* _Short exercise_
Write every line out verbatim and omit the pictures.

[Stored data entries]
<<<<
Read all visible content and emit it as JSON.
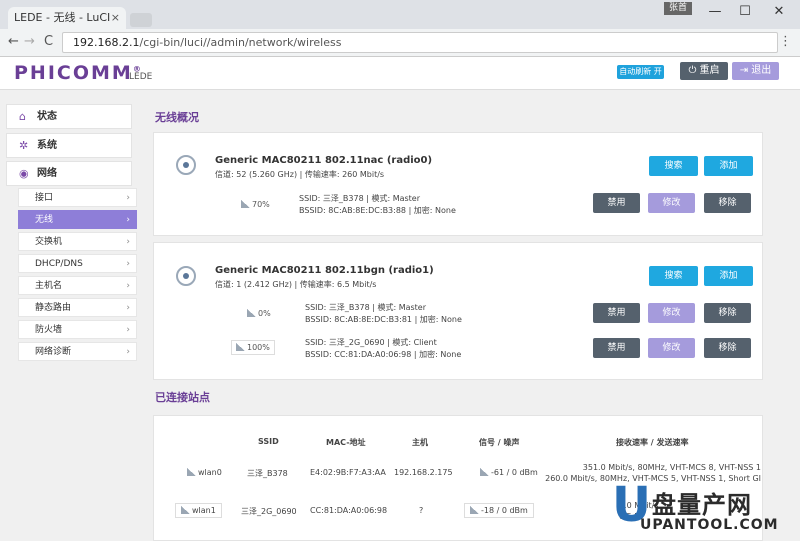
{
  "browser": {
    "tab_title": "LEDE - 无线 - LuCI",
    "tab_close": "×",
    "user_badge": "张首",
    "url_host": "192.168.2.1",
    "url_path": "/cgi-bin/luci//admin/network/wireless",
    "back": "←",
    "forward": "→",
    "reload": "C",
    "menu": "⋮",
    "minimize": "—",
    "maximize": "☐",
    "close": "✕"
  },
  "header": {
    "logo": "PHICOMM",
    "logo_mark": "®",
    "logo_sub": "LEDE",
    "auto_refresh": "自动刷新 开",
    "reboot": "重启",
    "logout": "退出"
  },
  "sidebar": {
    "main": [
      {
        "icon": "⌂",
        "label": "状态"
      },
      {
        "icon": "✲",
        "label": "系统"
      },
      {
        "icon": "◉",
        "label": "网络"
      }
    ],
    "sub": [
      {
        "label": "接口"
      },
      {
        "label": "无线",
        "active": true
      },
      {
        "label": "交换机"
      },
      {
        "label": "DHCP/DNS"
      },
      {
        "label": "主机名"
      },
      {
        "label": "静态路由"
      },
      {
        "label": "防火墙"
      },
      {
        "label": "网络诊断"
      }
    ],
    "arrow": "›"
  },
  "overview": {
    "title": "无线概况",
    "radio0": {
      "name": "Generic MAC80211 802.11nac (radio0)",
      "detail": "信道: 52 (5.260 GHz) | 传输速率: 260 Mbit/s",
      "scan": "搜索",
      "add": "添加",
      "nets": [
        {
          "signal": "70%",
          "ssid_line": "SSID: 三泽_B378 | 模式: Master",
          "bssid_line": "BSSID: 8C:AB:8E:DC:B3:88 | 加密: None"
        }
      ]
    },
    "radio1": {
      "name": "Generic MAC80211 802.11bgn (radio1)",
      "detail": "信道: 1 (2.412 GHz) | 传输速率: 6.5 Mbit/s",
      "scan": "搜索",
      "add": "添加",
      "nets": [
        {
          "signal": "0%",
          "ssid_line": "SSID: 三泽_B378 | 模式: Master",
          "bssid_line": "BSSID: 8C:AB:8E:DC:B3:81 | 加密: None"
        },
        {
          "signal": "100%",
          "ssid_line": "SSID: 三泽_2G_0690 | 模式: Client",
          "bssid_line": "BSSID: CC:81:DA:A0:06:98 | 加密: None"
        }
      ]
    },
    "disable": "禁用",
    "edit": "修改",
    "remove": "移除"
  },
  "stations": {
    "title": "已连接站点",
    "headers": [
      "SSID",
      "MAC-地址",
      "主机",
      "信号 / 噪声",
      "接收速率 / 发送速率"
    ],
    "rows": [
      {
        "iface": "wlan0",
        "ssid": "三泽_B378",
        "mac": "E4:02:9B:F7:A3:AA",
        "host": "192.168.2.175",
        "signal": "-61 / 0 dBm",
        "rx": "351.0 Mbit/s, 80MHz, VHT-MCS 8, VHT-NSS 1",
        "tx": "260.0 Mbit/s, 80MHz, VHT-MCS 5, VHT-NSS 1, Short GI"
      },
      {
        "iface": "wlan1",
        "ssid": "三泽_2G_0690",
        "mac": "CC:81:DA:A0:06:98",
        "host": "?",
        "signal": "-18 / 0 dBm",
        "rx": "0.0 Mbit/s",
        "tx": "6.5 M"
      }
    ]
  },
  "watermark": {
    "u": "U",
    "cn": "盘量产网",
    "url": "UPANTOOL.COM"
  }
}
>>>>
* _Result for this exercise_
Read all visible content and emit it as JSON.
{
  "browser": {
    "tab_title": "LEDE - 无线 - LuCI",
    "tab_close": "×",
    "user_badge": "张首",
    "url_host": "192.168.2.1",
    "url_path": "/cgi-bin/luci//admin/network/wireless",
    "back": "←",
    "forward": "→",
    "reload": "C",
    "menu": "⋮",
    "minimize": "—",
    "maximize": "☐",
    "close": "✕"
  },
  "header": {
    "logo": "PHICOMM",
    "logo_mark": "®",
    "logo_sub": "LEDE",
    "auto_refresh": "自动刷新 开",
    "reboot": "重启",
    "logout": "退出"
  },
  "sidebar": {
    "main": [
      {
        "icon": "⌂",
        "label": "状态"
      },
      {
        "icon": "✲",
        "label": "系统"
      },
      {
        "icon": "◉",
        "label": "网络"
      }
    ],
    "sub": [
      {
        "label": "接口"
      },
      {
        "label": "无线",
        "active": true
      },
      {
        "label": "交换机"
      },
      {
        "label": "DHCP/DNS"
      },
      {
        "label": "主机名"
      },
      {
        "label": "静态路由"
      },
      {
        "label": "防火墙"
      },
      {
        "label": "网络诊断"
      }
    ],
    "arrow": "›"
  },
  "overview": {
    "title": "无线概况",
    "radio0": {
      "name": "Generic MAC80211 802.11nac (radio0)",
      "detail": "信道: 52 (5.260 GHz) | 传输速率: 260 Mbit/s",
      "scan": "搜索",
      "add": "添加",
      "nets": [
        {
          "signal": "70%",
          "ssid_line": "SSID: 三泽_B378 | 模式: Master",
          "bssid_line": "BSSID: 8C:AB:8E:DC:B3:88 | 加密: None"
        }
      ]
    },
    "radio1": {
      "name": "Generic MAC80211 802.11bgn (radio1)",
      "detail": "信道: 1 (2.412 GHz) | 传输速率: 6.5 Mbit/s",
      "scan": "搜索",
      "add": "添加",
      "nets": [
        {
          "signal": "0%",
          "ssid_line": "SSID: 三泽_B378 | 模式: Master",
          "bssid_line": "BSSID: 8C:AB:8E:DC:B3:81 | 加密: None"
        },
        {
          "signal": "100%",
          "ssid_line": "SSID: 三泽_2G_0690 | 模式: Client",
          "bssid_line": "BSSID: CC:81:DA:A0:06:98 | 加密: None"
        }
      ]
    },
    "disable": "禁用",
    "edit": "修改",
    "remove": "移除"
  },
  "stations": {
    "title": "已连接站点",
    "headers": [
      "SSID",
      "MAC-地址",
      "主机",
      "信号 / 噪声",
      "接收速率 / 发送速率"
    ],
    "rows": [
      {
        "iface": "wlan0",
        "ssid": "三泽_B378",
        "mac": "E4:02:9B:F7:A3:AA",
        "host": "192.168.2.175",
        "signal": "-61 / 0 dBm",
        "rx": "351.0 Mbit/s, 80MHz, VHT-MCS 8, VHT-NSS 1",
        "tx": "260.0 Mbit/s, 80MHz, VHT-MCS 5, VHT-NSS 1, Short GI"
      },
      {
        "iface": "wlan1",
        "ssid": "三泽_2G_0690",
        "mac": "CC:81:DA:A0:06:98",
        "host": "?",
        "signal": "-18 / 0 dBm",
        "rx": "0.0 Mbit/s",
        "tx": "6.5 M"
      }
    ]
  },
  "watermark": {
    "u": "U",
    "cn": "盘量产网",
    "url": "UPANTOOL.COM"
  }
}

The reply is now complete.